**Job:**
Identify the lines that contain the word "Inorganic", then copy them.

**Supplied entries:**
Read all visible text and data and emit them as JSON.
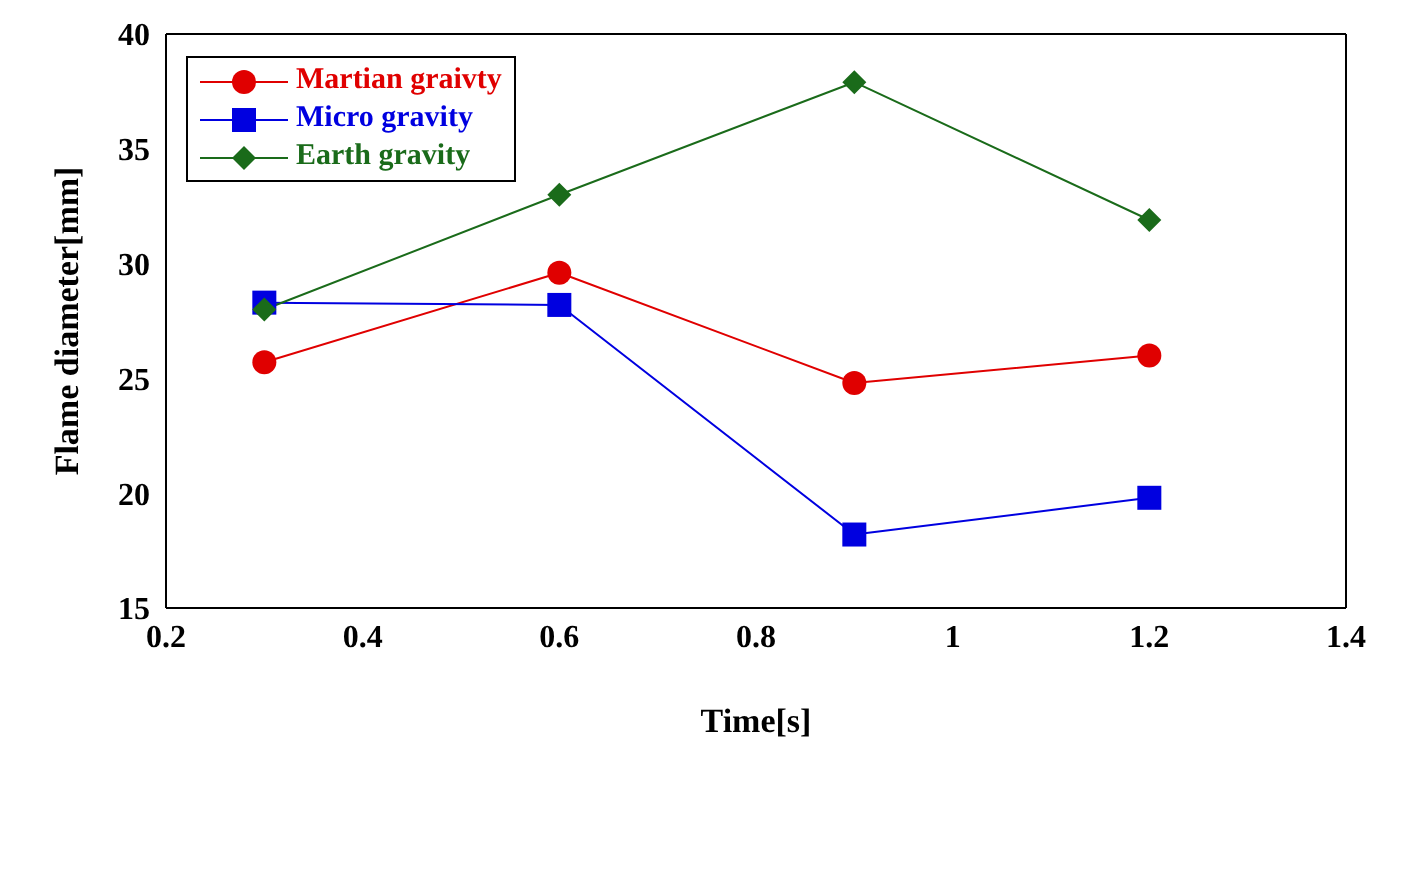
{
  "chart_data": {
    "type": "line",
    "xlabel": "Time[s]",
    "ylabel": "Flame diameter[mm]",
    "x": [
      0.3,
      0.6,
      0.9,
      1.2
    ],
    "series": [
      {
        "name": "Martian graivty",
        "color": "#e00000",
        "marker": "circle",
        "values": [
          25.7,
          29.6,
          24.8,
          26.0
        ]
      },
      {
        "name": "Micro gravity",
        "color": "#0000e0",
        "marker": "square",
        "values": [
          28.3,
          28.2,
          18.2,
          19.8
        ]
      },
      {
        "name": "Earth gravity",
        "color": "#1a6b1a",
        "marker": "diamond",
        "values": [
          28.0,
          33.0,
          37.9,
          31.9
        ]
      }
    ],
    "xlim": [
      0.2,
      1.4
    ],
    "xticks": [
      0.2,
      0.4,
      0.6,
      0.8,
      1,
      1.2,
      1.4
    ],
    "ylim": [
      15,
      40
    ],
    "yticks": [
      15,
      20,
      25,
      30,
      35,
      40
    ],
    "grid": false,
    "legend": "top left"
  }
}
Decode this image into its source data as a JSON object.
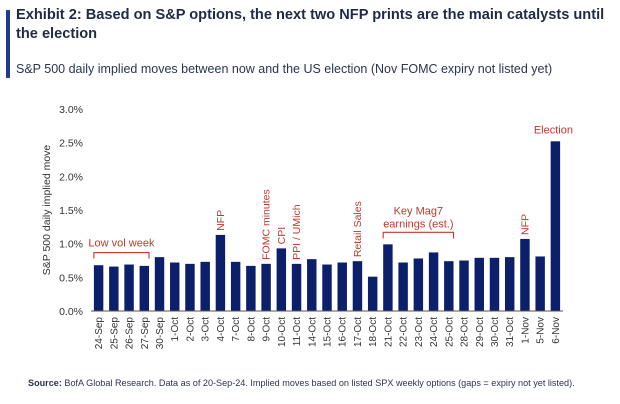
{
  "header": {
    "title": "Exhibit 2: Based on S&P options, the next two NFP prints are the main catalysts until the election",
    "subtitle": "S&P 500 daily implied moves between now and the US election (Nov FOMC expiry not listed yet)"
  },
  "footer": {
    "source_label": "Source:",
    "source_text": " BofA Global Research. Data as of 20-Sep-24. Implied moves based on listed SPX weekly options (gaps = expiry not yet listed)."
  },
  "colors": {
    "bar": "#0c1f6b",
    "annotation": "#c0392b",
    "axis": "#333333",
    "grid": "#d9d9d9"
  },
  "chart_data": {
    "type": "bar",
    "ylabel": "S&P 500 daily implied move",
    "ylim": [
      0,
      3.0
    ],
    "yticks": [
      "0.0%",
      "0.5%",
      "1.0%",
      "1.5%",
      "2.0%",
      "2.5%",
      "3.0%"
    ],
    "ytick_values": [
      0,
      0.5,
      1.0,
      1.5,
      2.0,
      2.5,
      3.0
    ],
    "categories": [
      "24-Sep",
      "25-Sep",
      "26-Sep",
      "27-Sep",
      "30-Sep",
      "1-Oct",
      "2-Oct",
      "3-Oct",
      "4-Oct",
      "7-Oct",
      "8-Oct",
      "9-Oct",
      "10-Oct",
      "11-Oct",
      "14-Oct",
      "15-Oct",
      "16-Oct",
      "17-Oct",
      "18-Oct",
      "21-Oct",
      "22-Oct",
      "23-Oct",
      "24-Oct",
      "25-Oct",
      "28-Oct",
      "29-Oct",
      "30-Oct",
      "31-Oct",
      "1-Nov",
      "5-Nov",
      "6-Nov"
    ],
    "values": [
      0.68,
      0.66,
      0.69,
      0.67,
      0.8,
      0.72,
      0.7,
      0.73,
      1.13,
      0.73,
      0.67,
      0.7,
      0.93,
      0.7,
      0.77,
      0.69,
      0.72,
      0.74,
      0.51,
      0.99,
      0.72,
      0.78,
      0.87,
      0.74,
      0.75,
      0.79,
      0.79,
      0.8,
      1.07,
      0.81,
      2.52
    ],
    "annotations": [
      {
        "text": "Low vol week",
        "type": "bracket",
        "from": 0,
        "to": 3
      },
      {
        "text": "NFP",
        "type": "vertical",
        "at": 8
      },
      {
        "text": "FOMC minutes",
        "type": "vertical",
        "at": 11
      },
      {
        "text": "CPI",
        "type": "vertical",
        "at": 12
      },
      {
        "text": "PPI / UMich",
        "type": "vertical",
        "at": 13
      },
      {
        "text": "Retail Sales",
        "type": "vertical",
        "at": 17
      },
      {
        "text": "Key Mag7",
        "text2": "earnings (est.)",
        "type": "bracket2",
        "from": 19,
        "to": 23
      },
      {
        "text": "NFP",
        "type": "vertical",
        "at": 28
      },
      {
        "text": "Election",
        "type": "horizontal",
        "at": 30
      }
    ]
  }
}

---

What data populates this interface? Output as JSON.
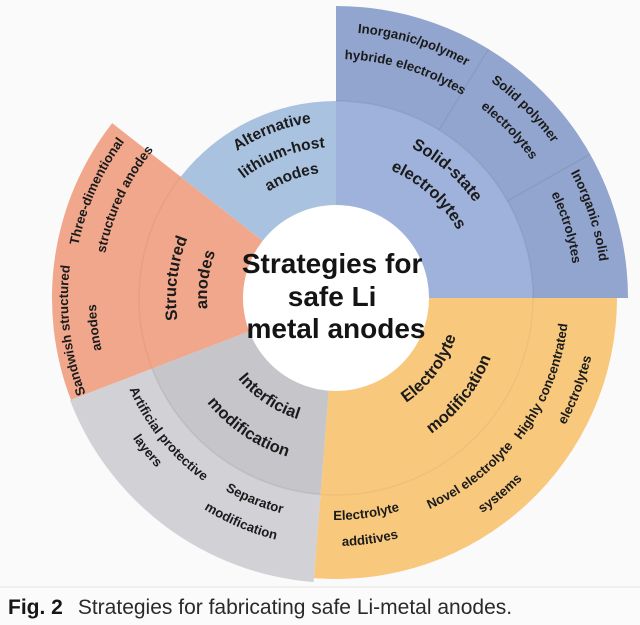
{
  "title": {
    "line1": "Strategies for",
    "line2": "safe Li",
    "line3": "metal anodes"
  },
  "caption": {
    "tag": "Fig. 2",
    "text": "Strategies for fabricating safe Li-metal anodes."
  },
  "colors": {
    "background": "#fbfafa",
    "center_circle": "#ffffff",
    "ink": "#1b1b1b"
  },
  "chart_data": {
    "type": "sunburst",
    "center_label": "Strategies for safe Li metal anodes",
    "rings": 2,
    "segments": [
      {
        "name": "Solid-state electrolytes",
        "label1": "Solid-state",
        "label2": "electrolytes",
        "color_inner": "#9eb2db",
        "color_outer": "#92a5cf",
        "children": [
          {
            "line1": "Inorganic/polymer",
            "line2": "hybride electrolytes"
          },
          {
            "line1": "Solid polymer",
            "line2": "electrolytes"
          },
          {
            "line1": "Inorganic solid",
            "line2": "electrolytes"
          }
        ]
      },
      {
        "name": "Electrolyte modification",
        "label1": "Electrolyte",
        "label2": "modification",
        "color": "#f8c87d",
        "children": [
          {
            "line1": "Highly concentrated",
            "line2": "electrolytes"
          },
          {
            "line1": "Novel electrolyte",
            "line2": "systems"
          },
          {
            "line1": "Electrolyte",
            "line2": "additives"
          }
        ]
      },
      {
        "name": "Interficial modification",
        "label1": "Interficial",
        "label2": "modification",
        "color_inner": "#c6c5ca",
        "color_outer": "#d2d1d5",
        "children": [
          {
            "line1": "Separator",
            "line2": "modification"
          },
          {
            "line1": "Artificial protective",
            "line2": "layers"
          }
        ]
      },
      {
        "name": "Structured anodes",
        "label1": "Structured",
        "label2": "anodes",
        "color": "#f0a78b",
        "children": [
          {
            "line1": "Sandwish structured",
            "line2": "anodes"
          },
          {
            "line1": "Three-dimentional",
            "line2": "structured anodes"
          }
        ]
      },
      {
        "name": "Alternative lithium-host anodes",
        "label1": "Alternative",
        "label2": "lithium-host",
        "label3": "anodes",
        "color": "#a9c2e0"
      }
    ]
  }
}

**Answer for the task:**
            "line1": "Inorganic/polymer",
            "line1": "Inorganic solid",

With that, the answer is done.